>> Start
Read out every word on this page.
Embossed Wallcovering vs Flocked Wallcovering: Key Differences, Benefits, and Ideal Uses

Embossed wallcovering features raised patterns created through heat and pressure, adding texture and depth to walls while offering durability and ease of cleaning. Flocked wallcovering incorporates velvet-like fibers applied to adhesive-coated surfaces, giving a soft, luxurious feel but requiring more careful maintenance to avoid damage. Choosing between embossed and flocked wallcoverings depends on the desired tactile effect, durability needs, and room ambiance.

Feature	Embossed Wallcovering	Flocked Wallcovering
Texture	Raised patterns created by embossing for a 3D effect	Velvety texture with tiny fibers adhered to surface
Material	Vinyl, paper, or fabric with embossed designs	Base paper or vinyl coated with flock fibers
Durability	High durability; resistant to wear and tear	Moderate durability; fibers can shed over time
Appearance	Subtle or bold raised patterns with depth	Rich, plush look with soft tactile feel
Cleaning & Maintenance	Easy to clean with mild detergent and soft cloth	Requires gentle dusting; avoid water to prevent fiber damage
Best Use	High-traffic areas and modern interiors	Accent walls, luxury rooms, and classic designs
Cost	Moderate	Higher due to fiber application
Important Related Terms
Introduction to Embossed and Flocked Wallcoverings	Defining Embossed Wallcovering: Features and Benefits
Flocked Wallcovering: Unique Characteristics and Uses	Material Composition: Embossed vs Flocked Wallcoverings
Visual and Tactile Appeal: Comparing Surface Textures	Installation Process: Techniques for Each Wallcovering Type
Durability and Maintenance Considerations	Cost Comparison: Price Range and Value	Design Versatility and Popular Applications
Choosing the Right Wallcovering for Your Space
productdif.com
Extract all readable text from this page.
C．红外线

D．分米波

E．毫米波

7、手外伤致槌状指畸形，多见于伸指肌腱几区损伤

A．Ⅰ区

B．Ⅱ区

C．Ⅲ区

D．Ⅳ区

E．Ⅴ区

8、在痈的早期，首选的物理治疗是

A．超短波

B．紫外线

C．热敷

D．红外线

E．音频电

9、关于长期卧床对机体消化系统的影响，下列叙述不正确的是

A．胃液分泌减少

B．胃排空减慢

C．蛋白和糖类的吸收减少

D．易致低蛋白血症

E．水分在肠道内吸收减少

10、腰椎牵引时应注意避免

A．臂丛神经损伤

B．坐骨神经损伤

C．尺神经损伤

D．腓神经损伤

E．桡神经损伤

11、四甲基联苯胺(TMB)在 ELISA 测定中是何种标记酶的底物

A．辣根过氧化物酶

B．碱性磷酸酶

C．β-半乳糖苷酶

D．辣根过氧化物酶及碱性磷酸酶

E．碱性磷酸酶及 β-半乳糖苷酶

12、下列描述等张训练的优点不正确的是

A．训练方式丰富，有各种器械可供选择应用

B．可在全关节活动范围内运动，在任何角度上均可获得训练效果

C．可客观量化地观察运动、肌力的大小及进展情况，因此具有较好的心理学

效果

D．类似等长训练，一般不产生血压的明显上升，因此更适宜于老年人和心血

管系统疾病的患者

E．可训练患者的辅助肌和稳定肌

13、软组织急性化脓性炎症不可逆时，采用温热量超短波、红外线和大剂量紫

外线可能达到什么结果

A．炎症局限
>> End
• **WRITTEN REQUEST**
Extract each entry in full, exactly as given.

• **EXERCISE RESULT**
Read out every word on this page.
Embossed Wallcovering vs Flocked Wallcovering: Key Differences, Benefits, and Ideal Uses

Embossed wallcovering features raised patterns created through heat and pressure, adding texture and depth to walls while offering durability and ease of cleaning. Flocked wallcovering incorporates velvet-like fibers applied to adhesive-coated surfaces, giving a soft, luxurious feel but requiring more careful maintenance to avoid damage. Choosing between embossed and flocked wallcoverings depends on the desired tactile effect, durability needs, and room ambiance.

Feature	Embossed Wallcovering	Flocked Wallcovering
Texture	Raised patterns created by embossing for a 3D effect	Velvety texture with tiny fibers adhered to surface
Material	Vinyl, paper, or fabric with embossed designs	Base paper or vinyl coated with flock fibers
Durability	High durability; resistant to wear and tear	Moderate durability; fibers can shed over time
Appearance	Subtle or bold raised patterns with depth	Rich, plush look with soft tactile feel
Cleaning & Maintenance	Easy to clean with mild detergent and soft cloth	Requires gentle dusting; avoid water to prevent fiber damage
Best Use	High-traffic areas and modern interiors	Accent walls, luxury rooms, and classic designs
Cost	Moderate	Higher due to fiber application
Important Related Terms
Introduction to Embossed and Flocked Wallcoverings	Defining Embossed Wallcovering: Features and Benefits
Flocked Wallcovering: Unique Characteristics and Uses	Material Composition: Embossed vs Flocked Wallcoverings
Visual and Tactile Appeal: Comparing Surface Textures	Installation Process: Techniques for Each Wallcovering Type
Durability and Maintenance Considerations	Cost Comparison: Price Range and Value	Design Versatility and Popular Applications
Choosing the Right Wallcovering for Your Space
productdif.com
Extract all readable text from this page.
C．红外线

D．分米波

E．毫米波

7、手外伤致槌状指畸形，多见于伸指肌腱几区损伤

A．Ⅰ区

B．Ⅱ区

C．Ⅲ区

D．Ⅳ区

E．Ⅴ区

8、在痈的早期，首选的物理治疗是

A．超短波

B．紫外线

C．热敷

D．红外线

E．音频电

9、关于长期卧床对机体消化系统的影响，下列叙述不正确的是

A．胃液分泌减少

B．胃排空减慢

C．蛋白和糖类的吸收减少

D．易致低蛋白血症

E．水分在肠道内吸收减少

10、腰椎牵引时应注意避免

A．臂丛神经损伤

B．坐骨神经损伤

C．尺神经损伤

D．腓神经损伤

E．桡神经损伤

11、四甲基联苯胺(TMB)在 ELISA 测定中是何种标记酶的底物

A．辣根过氧化物酶

B．碱性磷酸酶

C．β-半乳糖苷酶

D．辣根过氧化物酶及碱性磷酸酶

E．碱性磷酸酶及 β-半乳糖苷酶

12、下列描述等张训练的优点不正确的是

A．训练方式丰富，有各种器械可供选择应用

B．可在全关节活动范围内运动，在任何角度上均可获得训练效果

C．可客观量化地观察运动、肌力的大小及进展情况，因此具有较好的心理学

效果

D．类似等长训练，一般不产生血压的明显上升，因此更适宜于老年人和心血

管系统疾病的患者

E．可训练患者的辅助肌和稳定肌

13、软组织急性化脓性炎症不可逆时，采用温热量超短波、红外线和大剂量紫

外线可能达到什么结果

A．炎症局限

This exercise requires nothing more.